• **Task brief**
Copy the entries below exactly. Images do not belong in the copy.

********

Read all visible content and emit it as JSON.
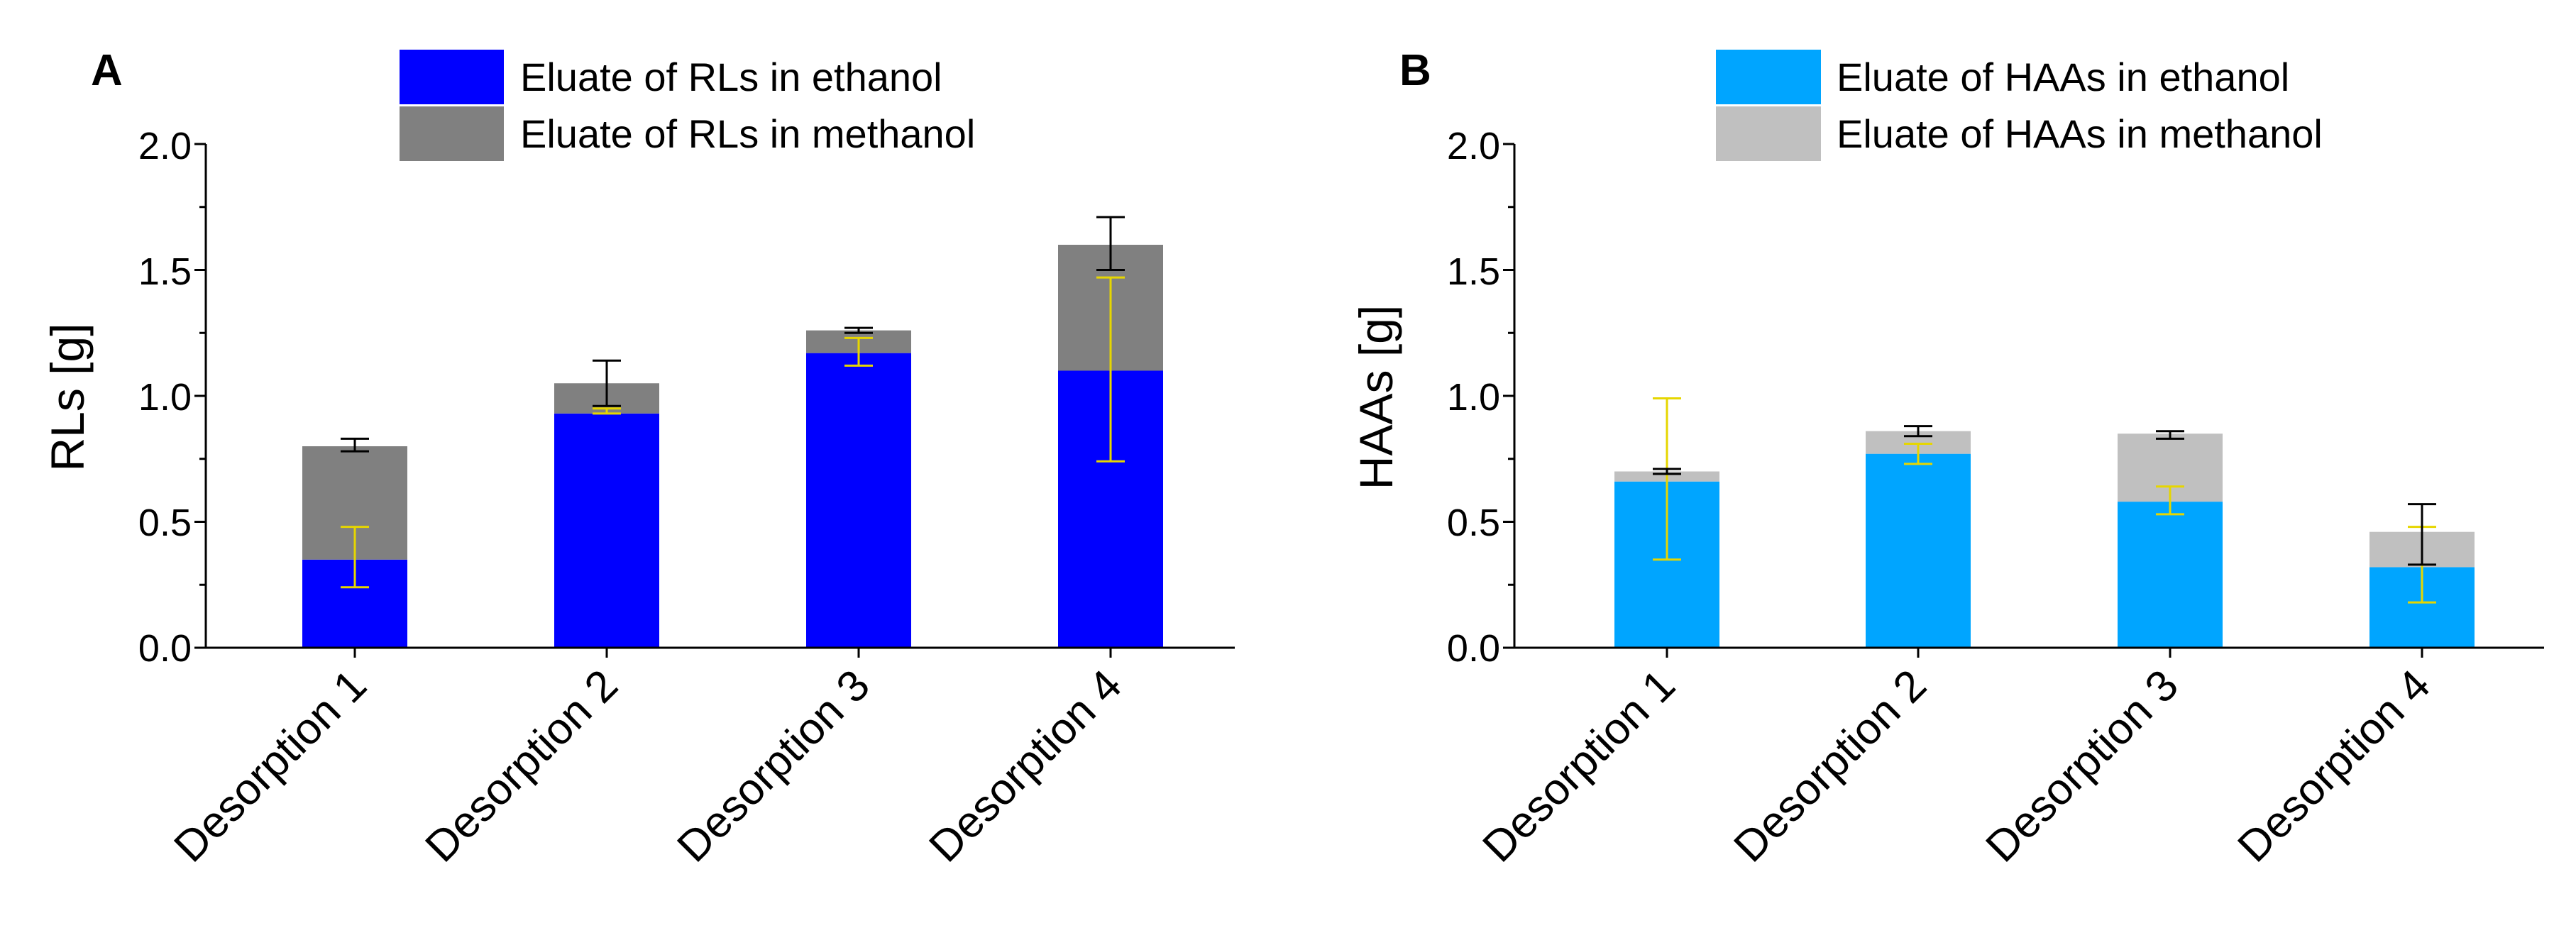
{
  "colors": {
    "rl_ethanol": "#0000ff",
    "rl_methanol": "#808080",
    "haa_ethanol": "#00a5ff",
    "haa_methanol": "#c0c0c0",
    "ethanol_error": "#e6d600",
    "methanol_error": "#000000"
  },
  "chart_data": [
    {
      "panel": "A",
      "type": "bar",
      "stacked": true,
      "ylabel": "RLs [g]",
      "ylim": [
        0,
        2.0
      ],
      "yticks": [
        "0.0",
        "0.5",
        "1.0",
        "1.5",
        "2.0"
      ],
      "categories": [
        "Desorption 1",
        "Desorption 2",
        "Desorption 3",
        "Desorption 4"
      ],
      "legend_position": "top-center",
      "series": [
        {
          "name": "Eluate of RLs in ethanol",
          "color_key": "rl_ethanol",
          "values": [
            0.35,
            0.93,
            1.17,
            1.1
          ],
          "error_low": [
            0.24,
            0.93,
            1.12,
            0.74
          ],
          "error_high": [
            0.48,
            0.95,
            1.23,
            1.47
          ]
        },
        {
          "name": "Eluate of RLs in methanol",
          "color_key": "rl_methanol",
          "values": [
            0.45,
            0.12,
            0.09,
            0.5
          ],
          "cumulative_error_low": [
            0.78,
            0.96,
            1.25,
            1.5
          ],
          "cumulative_error_high": [
            0.83,
            1.14,
            1.27,
            1.71
          ]
        }
      ]
    },
    {
      "panel": "B",
      "type": "bar",
      "stacked": true,
      "ylabel": "HAAs [g]",
      "ylim": [
        0,
        2.0
      ],
      "yticks": [
        "0.0",
        "0.5",
        "1.0",
        "1.5",
        "2.0"
      ],
      "categories": [
        "Desorption 1",
        "Desorption 2",
        "Desorption 3",
        "Desorption 4"
      ],
      "legend_position": "top-center",
      "series": [
        {
          "name": "Eluate of HAAs in ethanol",
          "color_key": "haa_ethanol",
          "values": [
            0.66,
            0.77,
            0.58,
            0.32
          ],
          "error_low": [
            0.35,
            0.73,
            0.53,
            0.18
          ],
          "error_high": [
            0.99,
            0.81,
            0.64,
            0.48
          ]
        },
        {
          "name": "Eluate of HAAs in methanol",
          "color_key": "haa_methanol",
          "values": [
            0.04,
            0.09,
            0.27,
            0.14
          ],
          "cumulative_error_low": [
            0.69,
            0.84,
            0.83,
            0.33
          ],
          "cumulative_error_high": [
            0.71,
            0.88,
            0.86,
            0.57
          ]
        }
      ]
    }
  ]
}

********

• **Task response**
Read all visible content and emit it as JSON.
{
  "colors": {
    "rl_ethanol": "#0000ff",
    "rl_methanol": "#808080",
    "haa_ethanol": "#00a5ff",
    "haa_methanol": "#c0c0c0",
    "ethanol_error": "#e6d600",
    "methanol_error": "#000000"
  },
  "chart_data": [
    {
      "panel": "A",
      "type": "bar",
      "stacked": true,
      "ylabel": "RLs [g]",
      "ylim": [
        0,
        2.0
      ],
      "yticks": [
        "0.0",
        "0.5",
        "1.0",
        "1.5",
        "2.0"
      ],
      "categories": [
        "Desorption 1",
        "Desorption 2",
        "Desorption 3",
        "Desorption 4"
      ],
      "legend_position": "top-center",
      "series": [
        {
          "name": "Eluate of RLs in ethanol",
          "color_key": "rl_ethanol",
          "values": [
            0.35,
            0.93,
            1.17,
            1.1
          ],
          "error_low": [
            0.24,
            0.93,
            1.12,
            0.74
          ],
          "error_high": [
            0.48,
            0.95,
            1.23,
            1.47
          ]
        },
        {
          "name": "Eluate of RLs in methanol",
          "color_key": "rl_methanol",
          "values": [
            0.45,
            0.12,
            0.09,
            0.5
          ],
          "cumulative_error_low": [
            0.78,
            0.96,
            1.25,
            1.5
          ],
          "cumulative_error_high": [
            0.83,
            1.14,
            1.27,
            1.71
          ]
        }
      ]
    },
    {
      "panel": "B",
      "type": "bar",
      "stacked": true,
      "ylabel": "HAAs [g]",
      "ylim": [
        0,
        2.0
      ],
      "yticks": [
        "0.0",
        "0.5",
        "1.0",
        "1.5",
        "2.0"
      ],
      "categories": [
        "Desorption 1",
        "Desorption 2",
        "Desorption 3",
        "Desorption 4"
      ],
      "legend_position": "top-center",
      "series": [
        {
          "name": "Eluate of HAAs in ethanol",
          "color_key": "haa_ethanol",
          "values": [
            0.66,
            0.77,
            0.58,
            0.32
          ],
          "error_low": [
            0.35,
            0.73,
            0.53,
            0.18
          ],
          "error_high": [
            0.99,
            0.81,
            0.64,
            0.48
          ]
        },
        {
          "name": "Eluate of HAAs in methanol",
          "color_key": "haa_methanol",
          "values": [
            0.04,
            0.09,
            0.27,
            0.14
          ],
          "cumulative_error_low": [
            0.69,
            0.84,
            0.83,
            0.33
          ],
          "cumulative_error_high": [
            0.71,
            0.88,
            0.86,
            0.57
          ]
        }
      ]
    }
  ]
}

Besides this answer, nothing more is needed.